----- DATA ENTRIES -----

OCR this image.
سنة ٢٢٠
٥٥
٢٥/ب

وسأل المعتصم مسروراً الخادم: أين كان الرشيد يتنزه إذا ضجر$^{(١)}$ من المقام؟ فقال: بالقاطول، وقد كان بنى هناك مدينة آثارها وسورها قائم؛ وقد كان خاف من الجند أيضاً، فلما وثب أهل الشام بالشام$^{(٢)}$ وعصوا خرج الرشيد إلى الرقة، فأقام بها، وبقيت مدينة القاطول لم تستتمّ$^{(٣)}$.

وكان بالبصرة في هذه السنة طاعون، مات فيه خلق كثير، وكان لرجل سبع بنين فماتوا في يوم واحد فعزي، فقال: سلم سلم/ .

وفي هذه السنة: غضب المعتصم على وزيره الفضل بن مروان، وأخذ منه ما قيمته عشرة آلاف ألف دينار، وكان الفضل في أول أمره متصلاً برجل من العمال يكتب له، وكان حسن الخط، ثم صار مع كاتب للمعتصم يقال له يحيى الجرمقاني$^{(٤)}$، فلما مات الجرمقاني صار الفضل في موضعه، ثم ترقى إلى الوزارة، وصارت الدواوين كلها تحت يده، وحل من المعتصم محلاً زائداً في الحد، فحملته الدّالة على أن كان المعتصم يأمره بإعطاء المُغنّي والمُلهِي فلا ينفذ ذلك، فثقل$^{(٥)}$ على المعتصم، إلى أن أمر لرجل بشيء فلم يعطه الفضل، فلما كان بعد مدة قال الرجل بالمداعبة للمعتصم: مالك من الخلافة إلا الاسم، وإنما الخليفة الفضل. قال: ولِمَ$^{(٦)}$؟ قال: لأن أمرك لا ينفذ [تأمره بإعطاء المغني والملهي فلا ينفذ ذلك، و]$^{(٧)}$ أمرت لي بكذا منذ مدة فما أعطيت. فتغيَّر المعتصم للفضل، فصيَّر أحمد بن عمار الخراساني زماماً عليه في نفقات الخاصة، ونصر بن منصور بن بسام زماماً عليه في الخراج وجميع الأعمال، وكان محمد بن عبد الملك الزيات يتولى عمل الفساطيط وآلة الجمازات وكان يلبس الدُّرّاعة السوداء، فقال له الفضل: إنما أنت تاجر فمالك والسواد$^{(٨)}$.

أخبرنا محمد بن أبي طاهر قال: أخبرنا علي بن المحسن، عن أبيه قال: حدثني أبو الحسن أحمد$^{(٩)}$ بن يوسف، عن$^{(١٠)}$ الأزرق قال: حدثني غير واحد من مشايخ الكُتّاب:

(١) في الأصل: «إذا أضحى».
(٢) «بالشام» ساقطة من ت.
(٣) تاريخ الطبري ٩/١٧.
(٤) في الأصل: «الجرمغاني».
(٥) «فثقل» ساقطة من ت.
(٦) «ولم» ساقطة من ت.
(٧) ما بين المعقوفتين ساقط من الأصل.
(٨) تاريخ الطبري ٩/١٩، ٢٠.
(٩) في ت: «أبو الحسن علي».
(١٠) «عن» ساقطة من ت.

-----

- TASK BRIEF
Repeat each record exactly. Omit nothing.

- SOLUTION TO THIS EXERCISE
OCR this image.
سنة ٢٢٠
٥٥
٢٥/ب

وسأل المعتصم مسروراً الخادم: أين كان الرشيد يتنزه إذا ضجر$^{(١)}$ من المقام؟ فقال: بالقاطول، وقد كان بنى هناك مدينة آثارها وسورها قائم؛ وقد كان خاف من الجند أيضاً، فلما وثب أهل الشام بالشام$^{(٢)}$ وعصوا خرج الرشيد إلى الرقة، فأقام بها، وبقيت مدينة القاطول لم تستتمّ$^{(٣)}$.

وكان بالبصرة في هذه السنة طاعون، مات فيه خلق كثير، وكان لرجل سبع بنين فماتوا في يوم واحد فعزي، فقال: سلم سلم/ .

وفي هذه السنة: غضب المعتصم على وزيره الفضل بن مروان، وأخذ منه ما قيمته عشرة آلاف ألف دينار، وكان الفضل في أول أمره متصلاً برجل من العمال يكتب له، وكان حسن الخط، ثم صار مع كاتب للمعتصم يقال له يحيى الجرمقاني$^{(٤)}$، فلما مات الجرمقاني صار الفضل في موضعه، ثم ترقى إلى الوزارة، وصارت الدواوين كلها تحت يده، وحل من المعتصم محلاً زائداً في الحد، فحملته الدّالة على أن كان المعتصم يأمره بإعطاء المُغنّي والمُلهِي فلا ينفذ ذلك، فثقل$^{(٥)}$ على المعتصم، إلى أن أمر لرجل بشيء فلم يعطه الفضل، فلما كان بعد مدة قال الرجل بالمداعبة للمعتصم: مالك من الخلافة إلا الاسم، وإنما الخليفة الفضل. قال: ولِمَ$^{(٦)}$؟ قال: لأن أمرك لا ينفذ [تأمره بإعطاء المغني والملهي فلا ينفذ ذلك، و]$^{(٧)}$ أمرت لي بكذا منذ مدة فما أعطيت. فتغيَّر المعتصم للفضل، فصيَّر أحمد بن عمار الخراساني زماماً عليه في نفقات الخاصة، ونصر بن منصور بن بسام زماماً عليه في الخراج وجميع الأعمال، وكان محمد بن عبد الملك الزيات يتولى عمل الفساطيط وآلة الجمازات وكان يلبس الدُّرّاعة السوداء، فقال له الفضل: إنما أنت تاجر فمالك والسواد$^{(٨)}$.

أخبرنا محمد بن أبي طاهر قال: أخبرنا علي بن المحسن، عن أبيه قال: حدثني أبو الحسن أحمد$^{(٩)}$ بن يوسف، عن$^{(١٠)}$ الأزرق قال: حدثني غير واحد من مشايخ الكُتّاب:

(١) في الأصل: «إذا أضحى».
(٢) «بالشام» ساقطة من ت.
(٣) تاريخ الطبري ٩/١٧.
(٤) في الأصل: «الجرمغاني».
(٥) «فثقل» ساقطة من ت.
(٦) «ولم» ساقطة من ت.
(٧) ما بين المعقوفتين ساقط من الأصل.
(٨) تاريخ الطبري ٩/١٩، ٢٠.
(٩) في ت: «أبو الحسن علي».
(١٠) «عن» ساقطة من ت.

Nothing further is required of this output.